■ SOURCE PASSAGE ■
---------------

The November 28-December 1 pilgrimage was born out of Benedict's desire to meet with the spiritual leader of the world's Orthodox Christians, Ecumenical Patriarch Bartholomew I, as the pope pursues closer relations with other Christian denominations.

But Benedict's first papal visit to a Muslim country quickly turned into a test of Catholic-Muslim relations after his September 12th speech provoked an outcry in the Muslim world. The pope quoted a 14th-century Byzantine emperor describing Islam as a religion spread by the sword.

One of the first to denounce Benedict's speech was Turkey's president for religious affairs, Ali Bardakoglu, a top Islamic cleric who said criticism of Islam threatened world peace. Benedict and Bardakoglu will meet within hours of the pope's arrival in Ankara, the Turkish capital. The pope will also deliver a speech during his encounter with the cleric, the Vatican said.

Benedict has offered his regrets that his speech caused offense and has stressed that the quotes did not reflect his personal opinion. He has also expressed esteem for Islam.

Immediately after arriving in Ankara, the pope will visit the mausoleum of the founder of modern Turkey, Mustafa Kemal Ataturk, revered by Turks who share his fierce dedication to secularism.

Concerns have been growing about the rising profile of Islam in the predominantly Muslim but officially secular country. Turkish Prime Minister Recep Tayyip Erdogan has worried secularists by supporting religious schools and speaking out against restrictions on wearing Islamic-style head scarves in government offices and schools.

On Saturday, Erdogan was booed by thousands at the funeral of the late Prime Minister Bulent Ecevit, an ardent secularist. Erdogan's government denies it has an Islamic agenda.

Erdogan has said he will not be meeting with the pope because he will be attending a NATO summit in Latvia. He had denied trying to avoid an encounter with Benedict, who will meet with Turkey's deputy premier.

Benedict will spend much of it in ceremonies and meetings with Orthodox leaders. He will meet with Bartholomew I in Istanbul on November 29th, and pray at the patriarchal Church of St. George that day.

The visit was timed to coincide with the November 30th feast of the Orthodox Saint Andrew, considered the father of the patriarchate of ancient Constantinople, now Istanbul.

On November 30th, Benedict will meet with other Christian leaders: Armenian Patriarch Mesrob II, who is based in Istanbul, and Assyrian Metropolitan Yusef Cetin.

Benedict will also meet Turkey's chief rabbi while in Istanbul, where two synagogues were destroyed in twin suicide bombings in November 2003.

On his last evening in Turkey, the pope will dine with Catholic clerics. In February, an Italian priest was slain as he prayed in his church in the Black Sea town of Trabzon, and a 16-year-old Turk was charged with the murder.

---------------

■ WHAT YOU WILL DO ■
In the article on the pope's trip to Turkey, what reason does Erdogan give for not meeting with the pope?

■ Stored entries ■
---------------

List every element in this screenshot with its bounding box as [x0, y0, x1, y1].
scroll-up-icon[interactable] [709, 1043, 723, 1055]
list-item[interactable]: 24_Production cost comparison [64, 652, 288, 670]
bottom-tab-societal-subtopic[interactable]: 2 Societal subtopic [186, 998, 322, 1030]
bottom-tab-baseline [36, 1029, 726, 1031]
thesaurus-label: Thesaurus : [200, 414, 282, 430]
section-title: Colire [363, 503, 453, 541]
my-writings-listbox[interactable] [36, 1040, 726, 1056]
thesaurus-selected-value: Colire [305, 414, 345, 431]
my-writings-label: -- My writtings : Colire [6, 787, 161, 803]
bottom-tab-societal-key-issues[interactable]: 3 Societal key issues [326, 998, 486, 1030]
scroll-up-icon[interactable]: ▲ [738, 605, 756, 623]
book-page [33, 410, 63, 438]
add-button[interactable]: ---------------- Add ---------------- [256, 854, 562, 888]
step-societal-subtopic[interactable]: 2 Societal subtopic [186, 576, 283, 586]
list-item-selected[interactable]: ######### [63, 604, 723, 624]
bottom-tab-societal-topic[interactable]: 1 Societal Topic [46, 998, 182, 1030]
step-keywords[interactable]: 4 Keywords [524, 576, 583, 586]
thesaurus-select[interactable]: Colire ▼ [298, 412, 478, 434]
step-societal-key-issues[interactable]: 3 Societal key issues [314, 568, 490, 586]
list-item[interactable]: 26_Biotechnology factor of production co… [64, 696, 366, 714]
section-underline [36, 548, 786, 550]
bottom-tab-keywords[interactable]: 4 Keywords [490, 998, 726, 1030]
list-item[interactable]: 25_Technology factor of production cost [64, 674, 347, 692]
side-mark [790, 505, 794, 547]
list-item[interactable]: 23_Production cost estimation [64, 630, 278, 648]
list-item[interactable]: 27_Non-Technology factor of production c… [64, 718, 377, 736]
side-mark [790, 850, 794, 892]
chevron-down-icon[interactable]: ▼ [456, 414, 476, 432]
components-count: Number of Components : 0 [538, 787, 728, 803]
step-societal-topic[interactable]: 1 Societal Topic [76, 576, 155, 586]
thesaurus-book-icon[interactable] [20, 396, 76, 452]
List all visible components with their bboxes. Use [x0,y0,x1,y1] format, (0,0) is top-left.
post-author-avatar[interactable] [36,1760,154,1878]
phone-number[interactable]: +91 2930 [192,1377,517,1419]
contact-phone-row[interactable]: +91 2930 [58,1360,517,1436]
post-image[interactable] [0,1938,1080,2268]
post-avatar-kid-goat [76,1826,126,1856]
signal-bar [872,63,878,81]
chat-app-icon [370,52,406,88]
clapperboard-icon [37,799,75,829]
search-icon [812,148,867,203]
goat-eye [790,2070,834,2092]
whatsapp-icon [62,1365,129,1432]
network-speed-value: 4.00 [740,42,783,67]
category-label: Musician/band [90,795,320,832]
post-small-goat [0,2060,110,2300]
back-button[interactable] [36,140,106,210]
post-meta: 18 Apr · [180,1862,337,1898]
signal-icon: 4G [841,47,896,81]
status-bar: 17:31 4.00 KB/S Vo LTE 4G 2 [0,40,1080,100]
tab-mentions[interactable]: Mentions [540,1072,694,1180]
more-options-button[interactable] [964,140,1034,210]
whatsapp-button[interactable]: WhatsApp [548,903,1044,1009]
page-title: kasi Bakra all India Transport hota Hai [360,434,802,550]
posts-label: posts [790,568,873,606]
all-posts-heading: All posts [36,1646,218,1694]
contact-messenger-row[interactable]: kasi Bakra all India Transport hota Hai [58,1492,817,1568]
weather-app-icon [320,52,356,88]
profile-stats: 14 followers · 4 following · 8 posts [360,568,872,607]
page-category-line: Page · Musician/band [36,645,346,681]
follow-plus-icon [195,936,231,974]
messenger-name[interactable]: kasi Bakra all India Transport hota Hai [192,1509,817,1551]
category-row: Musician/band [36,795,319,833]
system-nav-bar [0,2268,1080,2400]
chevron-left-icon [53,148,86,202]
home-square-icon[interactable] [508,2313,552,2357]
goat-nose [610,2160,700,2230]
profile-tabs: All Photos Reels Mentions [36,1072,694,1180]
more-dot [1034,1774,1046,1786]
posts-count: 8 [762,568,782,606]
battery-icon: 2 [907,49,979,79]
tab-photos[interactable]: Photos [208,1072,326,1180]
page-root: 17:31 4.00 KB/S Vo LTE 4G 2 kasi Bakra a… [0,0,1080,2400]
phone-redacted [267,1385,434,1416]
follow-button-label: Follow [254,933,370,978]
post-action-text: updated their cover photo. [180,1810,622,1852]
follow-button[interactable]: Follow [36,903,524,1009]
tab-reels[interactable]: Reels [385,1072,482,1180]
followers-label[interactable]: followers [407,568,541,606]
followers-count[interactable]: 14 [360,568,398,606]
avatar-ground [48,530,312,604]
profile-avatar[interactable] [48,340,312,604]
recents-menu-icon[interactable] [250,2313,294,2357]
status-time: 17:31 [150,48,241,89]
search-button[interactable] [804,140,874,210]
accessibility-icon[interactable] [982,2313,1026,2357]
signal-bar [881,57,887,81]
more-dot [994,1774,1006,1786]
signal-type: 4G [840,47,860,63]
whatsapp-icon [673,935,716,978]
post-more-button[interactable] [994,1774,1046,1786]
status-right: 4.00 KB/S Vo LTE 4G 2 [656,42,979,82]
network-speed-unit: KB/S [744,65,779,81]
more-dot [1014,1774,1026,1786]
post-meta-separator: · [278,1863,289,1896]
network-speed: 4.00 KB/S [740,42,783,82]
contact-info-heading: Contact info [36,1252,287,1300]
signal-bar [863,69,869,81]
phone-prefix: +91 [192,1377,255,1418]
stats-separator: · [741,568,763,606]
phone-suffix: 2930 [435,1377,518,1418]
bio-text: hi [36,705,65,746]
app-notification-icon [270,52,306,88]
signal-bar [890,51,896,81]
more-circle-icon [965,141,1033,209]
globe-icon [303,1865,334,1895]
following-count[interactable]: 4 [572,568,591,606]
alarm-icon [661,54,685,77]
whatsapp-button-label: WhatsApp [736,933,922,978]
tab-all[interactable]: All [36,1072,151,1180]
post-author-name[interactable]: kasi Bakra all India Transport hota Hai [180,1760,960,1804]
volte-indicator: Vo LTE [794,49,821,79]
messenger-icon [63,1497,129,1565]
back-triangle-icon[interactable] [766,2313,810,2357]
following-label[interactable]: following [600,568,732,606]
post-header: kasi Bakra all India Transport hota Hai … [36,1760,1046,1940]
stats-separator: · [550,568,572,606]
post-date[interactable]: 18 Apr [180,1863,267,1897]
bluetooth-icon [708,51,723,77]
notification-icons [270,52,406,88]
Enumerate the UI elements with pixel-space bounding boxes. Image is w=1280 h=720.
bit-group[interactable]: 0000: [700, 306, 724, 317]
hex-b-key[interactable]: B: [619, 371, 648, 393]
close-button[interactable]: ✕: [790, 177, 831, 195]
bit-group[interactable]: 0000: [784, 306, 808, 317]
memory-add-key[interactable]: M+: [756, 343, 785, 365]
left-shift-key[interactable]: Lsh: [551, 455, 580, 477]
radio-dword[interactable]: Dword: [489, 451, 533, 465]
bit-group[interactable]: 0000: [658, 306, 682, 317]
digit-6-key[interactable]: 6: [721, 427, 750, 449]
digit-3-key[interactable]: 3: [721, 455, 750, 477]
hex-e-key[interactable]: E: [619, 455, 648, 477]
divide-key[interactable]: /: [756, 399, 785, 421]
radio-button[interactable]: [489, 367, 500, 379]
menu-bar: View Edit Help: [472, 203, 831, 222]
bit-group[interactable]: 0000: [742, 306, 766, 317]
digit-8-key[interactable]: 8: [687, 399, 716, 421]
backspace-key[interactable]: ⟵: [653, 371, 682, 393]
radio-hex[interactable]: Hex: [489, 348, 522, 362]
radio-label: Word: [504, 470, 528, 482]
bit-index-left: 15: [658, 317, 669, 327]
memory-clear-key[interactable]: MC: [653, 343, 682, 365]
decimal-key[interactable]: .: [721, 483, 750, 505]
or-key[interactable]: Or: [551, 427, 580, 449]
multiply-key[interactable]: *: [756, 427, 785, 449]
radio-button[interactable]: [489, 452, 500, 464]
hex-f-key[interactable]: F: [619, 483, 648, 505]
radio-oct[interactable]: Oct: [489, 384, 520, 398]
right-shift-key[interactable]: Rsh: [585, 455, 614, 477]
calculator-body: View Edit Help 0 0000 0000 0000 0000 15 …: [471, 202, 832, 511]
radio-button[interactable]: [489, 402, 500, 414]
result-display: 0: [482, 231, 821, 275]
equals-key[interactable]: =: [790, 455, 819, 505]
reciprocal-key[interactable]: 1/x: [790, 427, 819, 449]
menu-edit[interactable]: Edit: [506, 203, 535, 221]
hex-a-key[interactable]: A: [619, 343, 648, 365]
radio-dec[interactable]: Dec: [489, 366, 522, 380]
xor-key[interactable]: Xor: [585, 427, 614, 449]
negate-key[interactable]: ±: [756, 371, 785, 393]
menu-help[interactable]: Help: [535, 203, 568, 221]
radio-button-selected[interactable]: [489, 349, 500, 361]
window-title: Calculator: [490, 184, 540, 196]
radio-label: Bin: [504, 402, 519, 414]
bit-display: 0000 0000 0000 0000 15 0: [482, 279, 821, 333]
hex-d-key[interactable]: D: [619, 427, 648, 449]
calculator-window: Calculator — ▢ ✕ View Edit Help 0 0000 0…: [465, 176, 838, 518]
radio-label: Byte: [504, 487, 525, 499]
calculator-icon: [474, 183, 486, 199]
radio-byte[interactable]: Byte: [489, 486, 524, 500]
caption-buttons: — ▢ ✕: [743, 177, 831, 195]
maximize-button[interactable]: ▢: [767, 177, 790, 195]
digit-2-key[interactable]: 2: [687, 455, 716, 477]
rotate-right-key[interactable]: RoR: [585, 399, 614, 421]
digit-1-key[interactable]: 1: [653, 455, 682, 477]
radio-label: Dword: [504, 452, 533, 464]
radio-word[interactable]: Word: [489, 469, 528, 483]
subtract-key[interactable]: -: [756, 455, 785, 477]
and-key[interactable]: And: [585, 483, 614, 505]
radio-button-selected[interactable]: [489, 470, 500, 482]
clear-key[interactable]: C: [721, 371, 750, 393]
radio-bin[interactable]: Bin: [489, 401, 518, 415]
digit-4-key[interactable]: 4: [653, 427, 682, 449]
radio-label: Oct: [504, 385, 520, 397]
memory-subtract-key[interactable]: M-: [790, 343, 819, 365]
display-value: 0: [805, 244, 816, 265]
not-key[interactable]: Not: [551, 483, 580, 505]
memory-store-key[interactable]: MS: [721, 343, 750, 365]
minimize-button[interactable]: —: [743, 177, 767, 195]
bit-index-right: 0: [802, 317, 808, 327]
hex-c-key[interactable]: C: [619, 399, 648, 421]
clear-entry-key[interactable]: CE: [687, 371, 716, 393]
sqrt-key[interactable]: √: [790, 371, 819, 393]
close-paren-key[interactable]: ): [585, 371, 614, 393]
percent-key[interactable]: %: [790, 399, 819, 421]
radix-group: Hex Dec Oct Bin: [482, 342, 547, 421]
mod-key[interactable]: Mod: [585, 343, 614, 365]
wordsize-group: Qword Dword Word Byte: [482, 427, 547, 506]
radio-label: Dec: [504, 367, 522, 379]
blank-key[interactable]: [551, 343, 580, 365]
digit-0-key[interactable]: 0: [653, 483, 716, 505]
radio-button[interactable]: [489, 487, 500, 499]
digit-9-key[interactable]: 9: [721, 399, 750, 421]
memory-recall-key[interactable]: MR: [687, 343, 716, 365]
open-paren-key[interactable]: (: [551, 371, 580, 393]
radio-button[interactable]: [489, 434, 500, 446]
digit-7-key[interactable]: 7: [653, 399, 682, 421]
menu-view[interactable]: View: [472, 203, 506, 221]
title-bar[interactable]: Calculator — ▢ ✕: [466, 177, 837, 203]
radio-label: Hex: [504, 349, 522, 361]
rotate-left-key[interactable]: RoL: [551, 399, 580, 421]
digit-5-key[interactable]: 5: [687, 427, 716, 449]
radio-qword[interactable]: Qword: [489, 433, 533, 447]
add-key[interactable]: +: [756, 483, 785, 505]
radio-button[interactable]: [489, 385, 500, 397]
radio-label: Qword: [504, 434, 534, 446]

---------------

■ WRITTEN RESPONSE ■
He will be attending a NATO summit in Latvia.